[Figure contents as structured data]
================================

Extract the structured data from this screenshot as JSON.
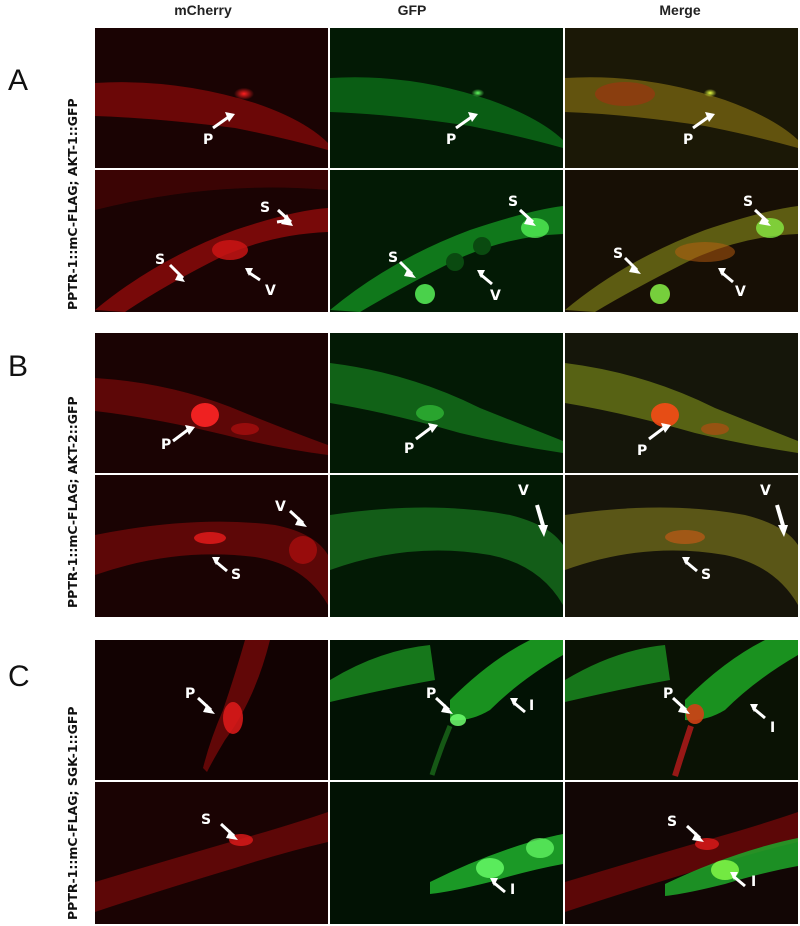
{
  "columns": [
    "mCherry",
    "GFP",
    "Merge"
  ],
  "panels": [
    {
      "letter": "A",
      "side_label": "PPTR-1::mC-FLAG; AKT-1::GFP"
    },
    {
      "letter": "B",
      "side_label": "PPTR-1::mC-FLAG; AKT-2::GFP"
    },
    {
      "letter": "C",
      "side_label": "PPTR-1::mC-FLAG; SGK-1::GFP"
    }
  ],
  "arrow_labels": {
    "P": "P",
    "S": "S",
    "V": "V",
    "I": "I"
  }
}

================================

▶ [What you need to do]: Repeat every record above exactly, but leave out any pictures.

▶ [Solution to this exercise]:
Extract the structured data from this screenshot as JSON.
{
  "columns": [
    "mCherry",
    "GFP",
    "Merge"
  ],
  "panels": [
    {
      "letter": "A",
      "side_label": "PPTR-1::mC-FLAG; AKT-1::GFP"
    },
    {
      "letter": "B",
      "side_label": "PPTR-1::mC-FLAG; AKT-2::GFP"
    },
    {
      "letter": "C",
      "side_label": "PPTR-1::mC-FLAG; SGK-1::GFP"
    }
  ],
  "arrow_labels": {
    "P": "P",
    "S": "S",
    "V": "V",
    "I": "I"
  }
}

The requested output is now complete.